#### What is needed:
Repeat, exactly and completely, the entries shown underneath.

#### Input records:
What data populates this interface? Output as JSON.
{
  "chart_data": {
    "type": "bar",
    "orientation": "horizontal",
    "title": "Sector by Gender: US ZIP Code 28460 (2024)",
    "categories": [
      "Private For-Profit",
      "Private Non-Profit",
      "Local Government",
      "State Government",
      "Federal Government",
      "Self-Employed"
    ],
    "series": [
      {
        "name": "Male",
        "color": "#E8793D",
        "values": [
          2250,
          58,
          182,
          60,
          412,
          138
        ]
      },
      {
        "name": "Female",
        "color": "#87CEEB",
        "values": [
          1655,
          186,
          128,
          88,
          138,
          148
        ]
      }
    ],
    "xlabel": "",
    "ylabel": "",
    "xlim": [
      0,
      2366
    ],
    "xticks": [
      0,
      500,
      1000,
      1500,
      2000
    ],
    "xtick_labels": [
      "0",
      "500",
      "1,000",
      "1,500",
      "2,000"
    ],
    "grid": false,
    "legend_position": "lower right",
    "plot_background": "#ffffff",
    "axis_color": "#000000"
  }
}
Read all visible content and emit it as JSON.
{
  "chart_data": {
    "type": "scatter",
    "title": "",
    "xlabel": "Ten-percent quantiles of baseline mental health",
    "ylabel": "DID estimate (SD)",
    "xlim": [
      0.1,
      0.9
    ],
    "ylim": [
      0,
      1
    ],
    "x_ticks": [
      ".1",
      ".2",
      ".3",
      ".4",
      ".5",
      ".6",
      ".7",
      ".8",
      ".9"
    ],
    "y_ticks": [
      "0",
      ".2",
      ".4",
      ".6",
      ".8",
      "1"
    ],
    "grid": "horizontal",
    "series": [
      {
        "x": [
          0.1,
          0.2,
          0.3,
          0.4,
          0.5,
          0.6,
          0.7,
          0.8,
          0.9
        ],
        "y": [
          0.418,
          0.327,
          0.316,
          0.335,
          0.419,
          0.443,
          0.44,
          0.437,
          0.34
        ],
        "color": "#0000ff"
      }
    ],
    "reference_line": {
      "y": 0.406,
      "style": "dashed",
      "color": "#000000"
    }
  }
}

#### Exercise result:
What data populates this interface? Output as JSON.
{
  "chart_data": {
    "type": "bar",
    "orientation": "horizontal",
    "title": "Sector by Gender: US ZIP Code 28460 (2024)",
    "categories": [
      "Private For-Profit",
      "Private Non-Profit",
      "Local Government",
      "State Government",
      "Federal Government",
      "Self-Employed"
    ],
    "series": [
      {
        "name": "Male",
        "color": "#E8793D",
        "values": [
          2250,
          58,
          182,
          60,
          412,
          138
        ]
      },
      {
        "name": "Female",
        "color": "#87CEEB",
        "values": [
          1655,
          186,
          128,
          88,
          138,
          148
        ]
      }
    ],
    "xlabel": "",
    "ylabel": "",
    "xlim": [
      0,
      2366
    ],
    "xticks": [
      0,
      500,
      1000,
      1500,
      2000
    ],
    "xtick_labels": [
      "0",
      "500",
      "1,000",
      "1,500",
      "2,000"
    ],
    "grid": false,
    "legend_position": "lower right",
    "plot_background": "#ffffff",
    "axis_color": "#000000"
  }
}
Read all visible content and emit it as JSON.
{
  "chart_data": {
    "type": "scatter",
    "title": "",
    "xlabel": "Ten-percent quantiles of baseline mental health",
    "ylabel": "DID estimate (SD)",
    "xlim": [
      0.1,
      0.9
    ],
    "ylim": [
      0,
      1
    ],
    "x_ticks": [
      ".1",
      ".2",
      ".3",
      ".4",
      ".5",
      ".6",
      ".7",
      ".8",
      ".9"
    ],
    "y_ticks": [
      "0",
      ".2",
      ".4",
      ".6",
      ".8",
      "1"
    ],
    "grid": "horizontal",
    "series": [
      {
        "x": [
          0.1,
          0.2,
          0.3,
          0.4,
          0.5,
          0.6,
          0.7,
          0.8,
          0.9
        ],
        "y": [
          0.418,
          0.327,
          0.316,
          0.335,
          0.419,
          0.443,
          0.44,
          0.437,
          0.34
        ],
        "color": "#0000ff"
      }
    ],
    "reference_line": {
      "y": 0.406,
      "style": "dashed",
      "color": "#000000"
    }
  }
}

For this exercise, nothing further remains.